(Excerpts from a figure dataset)

--- BEGIN ---

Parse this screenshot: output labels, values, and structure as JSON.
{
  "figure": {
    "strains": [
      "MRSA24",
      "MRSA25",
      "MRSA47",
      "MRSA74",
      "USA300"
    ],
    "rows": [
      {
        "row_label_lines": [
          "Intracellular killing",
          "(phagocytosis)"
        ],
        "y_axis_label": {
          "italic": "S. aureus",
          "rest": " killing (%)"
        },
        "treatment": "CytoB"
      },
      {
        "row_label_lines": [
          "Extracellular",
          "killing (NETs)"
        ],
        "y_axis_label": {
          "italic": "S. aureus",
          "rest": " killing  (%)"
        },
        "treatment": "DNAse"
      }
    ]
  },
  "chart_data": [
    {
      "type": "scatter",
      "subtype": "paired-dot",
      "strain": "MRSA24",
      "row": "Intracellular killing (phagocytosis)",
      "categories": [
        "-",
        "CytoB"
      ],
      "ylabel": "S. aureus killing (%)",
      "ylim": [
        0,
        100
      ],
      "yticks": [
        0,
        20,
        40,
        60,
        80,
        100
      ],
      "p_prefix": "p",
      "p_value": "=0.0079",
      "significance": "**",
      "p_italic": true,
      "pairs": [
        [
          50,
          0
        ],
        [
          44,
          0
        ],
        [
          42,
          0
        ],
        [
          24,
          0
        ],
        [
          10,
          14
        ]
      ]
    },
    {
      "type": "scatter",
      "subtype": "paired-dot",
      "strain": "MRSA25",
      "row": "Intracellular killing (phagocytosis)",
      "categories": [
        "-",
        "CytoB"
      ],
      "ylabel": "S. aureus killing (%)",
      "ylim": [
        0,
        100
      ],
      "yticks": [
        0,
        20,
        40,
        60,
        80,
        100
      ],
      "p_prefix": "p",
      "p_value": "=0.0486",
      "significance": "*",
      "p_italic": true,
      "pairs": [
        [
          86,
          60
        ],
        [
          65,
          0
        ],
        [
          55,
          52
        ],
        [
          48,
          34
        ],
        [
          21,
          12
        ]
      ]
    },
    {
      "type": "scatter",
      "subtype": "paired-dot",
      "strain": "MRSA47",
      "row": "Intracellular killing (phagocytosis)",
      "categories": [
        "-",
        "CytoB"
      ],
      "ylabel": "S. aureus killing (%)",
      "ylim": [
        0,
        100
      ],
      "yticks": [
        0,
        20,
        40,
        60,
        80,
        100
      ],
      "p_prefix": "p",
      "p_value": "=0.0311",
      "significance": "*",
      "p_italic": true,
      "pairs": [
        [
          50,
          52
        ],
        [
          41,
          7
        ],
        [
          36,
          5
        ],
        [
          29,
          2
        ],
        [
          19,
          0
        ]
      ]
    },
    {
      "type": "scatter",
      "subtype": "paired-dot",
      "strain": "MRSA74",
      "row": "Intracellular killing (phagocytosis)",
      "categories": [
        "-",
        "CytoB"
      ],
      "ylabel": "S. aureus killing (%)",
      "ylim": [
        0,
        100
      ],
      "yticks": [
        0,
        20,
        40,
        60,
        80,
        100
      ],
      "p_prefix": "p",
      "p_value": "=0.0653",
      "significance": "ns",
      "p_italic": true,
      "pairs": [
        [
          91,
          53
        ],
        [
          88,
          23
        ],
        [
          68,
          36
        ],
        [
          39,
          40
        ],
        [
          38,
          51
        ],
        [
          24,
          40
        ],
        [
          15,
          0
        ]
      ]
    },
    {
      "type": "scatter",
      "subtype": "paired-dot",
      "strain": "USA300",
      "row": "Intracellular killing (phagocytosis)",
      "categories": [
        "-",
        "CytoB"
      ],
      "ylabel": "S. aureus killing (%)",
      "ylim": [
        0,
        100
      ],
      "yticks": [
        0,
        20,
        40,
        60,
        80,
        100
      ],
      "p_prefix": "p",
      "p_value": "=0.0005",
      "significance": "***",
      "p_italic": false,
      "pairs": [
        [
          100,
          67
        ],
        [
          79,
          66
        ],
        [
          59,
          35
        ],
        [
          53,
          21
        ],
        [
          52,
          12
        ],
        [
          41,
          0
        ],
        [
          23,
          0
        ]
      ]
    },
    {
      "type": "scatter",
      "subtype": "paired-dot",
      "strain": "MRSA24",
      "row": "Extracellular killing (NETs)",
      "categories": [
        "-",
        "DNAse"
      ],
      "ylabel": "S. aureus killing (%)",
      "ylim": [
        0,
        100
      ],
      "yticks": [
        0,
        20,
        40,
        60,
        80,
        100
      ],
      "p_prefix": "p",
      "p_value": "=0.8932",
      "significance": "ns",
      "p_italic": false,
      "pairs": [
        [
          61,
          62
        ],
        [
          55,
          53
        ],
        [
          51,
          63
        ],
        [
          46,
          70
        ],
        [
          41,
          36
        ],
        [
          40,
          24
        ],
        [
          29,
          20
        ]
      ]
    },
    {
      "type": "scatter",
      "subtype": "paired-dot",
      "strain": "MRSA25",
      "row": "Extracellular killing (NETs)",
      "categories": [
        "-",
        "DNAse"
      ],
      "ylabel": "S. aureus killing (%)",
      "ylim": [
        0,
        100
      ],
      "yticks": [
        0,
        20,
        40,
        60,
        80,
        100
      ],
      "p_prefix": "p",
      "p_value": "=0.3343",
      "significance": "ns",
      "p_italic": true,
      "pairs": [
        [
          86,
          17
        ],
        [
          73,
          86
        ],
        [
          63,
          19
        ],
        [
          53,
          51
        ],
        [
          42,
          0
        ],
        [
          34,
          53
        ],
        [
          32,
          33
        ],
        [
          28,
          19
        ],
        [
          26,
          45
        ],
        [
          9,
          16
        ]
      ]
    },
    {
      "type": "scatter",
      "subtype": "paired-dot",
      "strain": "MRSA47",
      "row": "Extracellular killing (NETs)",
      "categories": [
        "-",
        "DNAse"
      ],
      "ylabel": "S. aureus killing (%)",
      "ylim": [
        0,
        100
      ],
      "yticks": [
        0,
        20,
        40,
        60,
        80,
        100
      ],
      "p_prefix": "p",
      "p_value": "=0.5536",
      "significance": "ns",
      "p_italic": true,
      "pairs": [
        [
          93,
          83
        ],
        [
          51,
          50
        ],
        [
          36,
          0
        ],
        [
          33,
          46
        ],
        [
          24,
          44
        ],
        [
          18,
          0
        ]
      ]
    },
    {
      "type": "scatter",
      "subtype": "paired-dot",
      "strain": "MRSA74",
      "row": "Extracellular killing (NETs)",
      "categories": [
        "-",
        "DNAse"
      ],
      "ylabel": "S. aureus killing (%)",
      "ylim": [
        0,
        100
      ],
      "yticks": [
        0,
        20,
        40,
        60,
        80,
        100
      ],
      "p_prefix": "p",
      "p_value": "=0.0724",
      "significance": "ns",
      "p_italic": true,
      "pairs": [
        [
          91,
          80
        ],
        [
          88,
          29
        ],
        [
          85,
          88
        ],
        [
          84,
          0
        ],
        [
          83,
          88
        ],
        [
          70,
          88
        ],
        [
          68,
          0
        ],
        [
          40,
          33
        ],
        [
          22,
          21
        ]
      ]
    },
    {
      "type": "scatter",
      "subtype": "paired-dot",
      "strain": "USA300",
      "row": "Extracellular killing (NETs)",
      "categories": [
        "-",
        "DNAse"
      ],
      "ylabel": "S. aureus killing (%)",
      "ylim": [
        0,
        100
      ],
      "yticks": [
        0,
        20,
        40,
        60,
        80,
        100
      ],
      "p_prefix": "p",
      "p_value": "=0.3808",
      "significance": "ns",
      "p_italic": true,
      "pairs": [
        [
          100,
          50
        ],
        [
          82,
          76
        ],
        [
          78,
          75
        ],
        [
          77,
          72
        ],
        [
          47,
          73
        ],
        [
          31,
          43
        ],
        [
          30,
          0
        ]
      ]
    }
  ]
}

--- END ---

AIM OF THE TASK - Retype the data in full and match it exactly.

THE COMPLETED TASK -
Parse this screenshot: output labels, values, and structure as JSON.
{
  "figure": {
    "strains": [
      "MRSA24",
      "MRSA25",
      "MRSA47",
      "MRSA74",
      "USA300"
    ],
    "rows": [
      {
        "row_label_lines": [
          "Intracellular killing",
          "(phagocytosis)"
        ],
        "y_axis_label": {
          "italic": "S. aureus",
          "rest": " killing (%)"
        },
        "treatment": "CytoB"
      },
      {
        "row_label_lines": [
          "Extracellular",
          "killing (NETs)"
        ],
        "y_axis_label": {
          "italic": "S. aureus",
          "rest": " killing  (%)"
        },
        "treatment": "DNAse"
      }
    ]
  },
  "chart_data": [
    {
      "type": "scatter",
      "subtype": "paired-dot",
      "strain": "MRSA24",
      "row": "Intracellular killing (phagocytosis)",
      "categories": [
        "-",
        "CytoB"
      ],
      "ylabel": "S. aureus killing (%)",
      "ylim": [
        0,
        100
      ],
      "yticks": [
        0,
        20,
        40,
        60,
        80,
        100
      ],
      "p_prefix": "p",
      "p_value": "=0.0079",
      "significance": "**",
      "p_italic": true,
      "pairs": [
        [
          50,
          0
        ],
        [
          44,
          0
        ],
        [
          42,
          0
        ],
        [
          24,
          0
        ],
        [
          10,
          14
        ]
      ]
    },
    {
      "type": "scatter",
      "subtype": "paired-dot",
      "strain": "MRSA25",
      "row": "Intracellular killing (phagocytosis)",
      "categories": [
        "-",
        "CytoB"
      ],
      "ylabel": "S. aureus killing (%)",
      "ylim": [
        0,
        100
      ],
      "yticks": [
        0,
        20,
        40,
        60,
        80,
        100
      ],
      "p_prefix": "p",
      "p_value": "=0.0486",
      "significance": "*",
      "p_italic": true,
      "pairs": [
        [
          86,
          60
        ],
        [
          65,
          0
        ],
        [
          55,
          52
        ],
        [
          48,
          34
        ],
        [
          21,
          12
        ]
      ]
    },
    {
      "type": "scatter",
      "subtype": "paired-dot",
      "strain": "MRSA47",
      "row": "Intracellular killing (phagocytosis)",
      "categories": [
        "-",
        "CytoB"
      ],
      "ylabel": "S. aureus killing (%)",
      "ylim": [
        0,
        100
      ],
      "yticks": [
        0,
        20,
        40,
        60,
        80,
        100
      ],
      "p_prefix": "p",
      "p_value": "=0.0311",
      "significance": "*",
      "p_italic": true,
      "pairs": [
        [
          50,
          52
        ],
        [
          41,
          7
        ],
        [
          36,
          5
        ],
        [
          29,
          2
        ],
        [
          19,
          0
        ]
      ]
    },
    {
      "type": "scatter",
      "subtype": "paired-dot",
      "strain": "MRSA74",
      "row": "Intracellular killing (phagocytosis)",
      "categories": [
        "-",
        "CytoB"
      ],
      "ylabel": "S. aureus killing (%)",
      "ylim": [
        0,
        100
      ],
      "yticks": [
        0,
        20,
        40,
        60,
        80,
        100
      ],
      "p_prefix": "p",
      "p_value": "=0.0653",
      "significance": "ns",
      "p_italic": true,
      "pairs": [
        [
          91,
          53
        ],
        [
          88,
          23
        ],
        [
          68,
          36
        ],
        [
          39,
          40
        ],
        [
          38,
          51
        ],
        [
          24,
          40
        ],
        [
          15,
          0
        ]
      ]
    },
    {
      "type": "scatter",
      "subtype": "paired-dot",
      "strain": "USA300",
      "row": "Intracellular killing (phagocytosis)",
      "categories": [
        "-",
        "CytoB"
      ],
      "ylabel": "S. aureus killing (%)",
      "ylim": [
        0,
        100
      ],
      "yticks": [
        0,
        20,
        40,
        60,
        80,
        100
      ],
      "p_prefix": "p",
      "p_value": "=0.0005",
      "significance": "***",
      "p_italic": false,
      "pairs": [
        [
          100,
          67
        ],
        [
          79,
          66
        ],
        [
          59,
          35
        ],
        [
          53,
          21
        ],
        [
          52,
          12
        ],
        [
          41,
          0
        ],
        [
          23,
          0
        ]
      ]
    },
    {
      "type": "scatter",
      "subtype": "paired-dot",
      "strain": "MRSA24",
      "row": "Extracellular killing (NETs)",
      "categories": [
        "-",
        "DNAse"
      ],
      "ylabel": "S. aureus killing (%)",
      "ylim": [
        0,
        100
      ],
      "yticks": [
        0,
        20,
        40,
        60,
        80,
        100
      ],
      "p_prefix": "p",
      "p_value": "=0.8932",
      "significance": "ns",
      "p_italic": false,
      "pairs": [
        [
          61,
          62
        ],
        [
          55,
          53
        ],
        [
          51,
          63
        ],
        [
          46,
          70
        ],
        [
          41,
          36
        ],
        [
          40,
          24
        ],
        [
          29,
          20
        ]
      ]
    },
    {
      "type": "scatter",
      "subtype": "paired-dot",
      "strain": "MRSA25",
      "row": "Extracellular killing (NETs)",
      "categories": [
        "-",
        "DNAse"
      ],
      "ylabel": "S. aureus killing (%)",
      "ylim": [
        0,
        100
      ],
      "yticks": [
        0,
        20,
        40,
        60,
        80,
        100
      ],
      "p_prefix": "p",
      "p_value": "=0.3343",
      "significance": "ns",
      "p_italic": true,
      "pairs": [
        [
          86,
          17
        ],
        [
          73,
          86
        ],
        [
          63,
          19
        ],
        [
          53,
          51
        ],
        [
          42,
          0
        ],
        [
          34,
          53
        ],
        [
          32,
          33
        ],
        [
          28,
          19
        ],
        [
          26,
          45
        ],
        [
          9,
          16
        ]
      ]
    },
    {
      "type": "scatter",
      "subtype": "paired-dot",
      "strain": "MRSA47",
      "row": "Extracellular killing (NETs)",
      "categories": [
        "-",
        "DNAse"
      ],
      "ylabel": "S. aureus killing (%)",
      "ylim": [
        0,
        100
      ],
      "yticks": [
        0,
        20,
        40,
        60,
        80,
        100
      ],
      "p_prefix": "p",
      "p_value": "=0.5536",
      "significance": "ns",
      "p_italic": true,
      "pairs": [
        [
          93,
          83
        ],
        [
          51,
          50
        ],
        [
          36,
          0
        ],
        [
          33,
          46
        ],
        [
          24,
          44
        ],
        [
          18,
          0
        ]
      ]
    },
    {
      "type": "scatter",
      "subtype": "paired-dot",
      "strain": "MRSA74",
      "row": "Extracellular killing (NETs)",
      "categories": [
        "-",
        "DNAse"
      ],
      "ylabel": "S. aureus killing (%)",
      "ylim": [
        0,
        100
      ],
      "yticks": [
        0,
        20,
        40,
        60,
        80,
        100
      ],
      "p_prefix": "p",
      "p_value": "=0.0724",
      "significance": "ns",
      "p_italic": true,
      "pairs": [
        [
          91,
          80
        ],
        [
          88,
          29
        ],
        [
          85,
          88
        ],
        [
          84,
          0
        ],
        [
          83,
          88
        ],
        [
          70,
          88
        ],
        [
          68,
          0
        ],
        [
          40,
          33
        ],
        [
          22,
          21
        ]
      ]
    },
    {
      "type": "scatter",
      "subtype": "paired-dot",
      "strain": "USA300",
      "row": "Extracellular killing (NETs)",
      "categories": [
        "-",
        "DNAse"
      ],
      "ylabel": "S. aureus killing (%)",
      "ylim": [
        0,
        100
      ],
      "yticks": [
        0,
        20,
        40,
        60,
        80,
        100
      ],
      "p_prefix": "p",
      "p_value": "=0.3808",
      "significance": "ns",
      "p_italic": true,
      "pairs": [
        [
          100,
          50
        ],
        [
          82,
          76
        ],
        [
          78,
          75
        ],
        [
          77,
          72
        ],
        [
          47,
          73
        ],
        [
          31,
          43
        ],
        [
          30,
          0
        ]
      ]
    }
  ]
}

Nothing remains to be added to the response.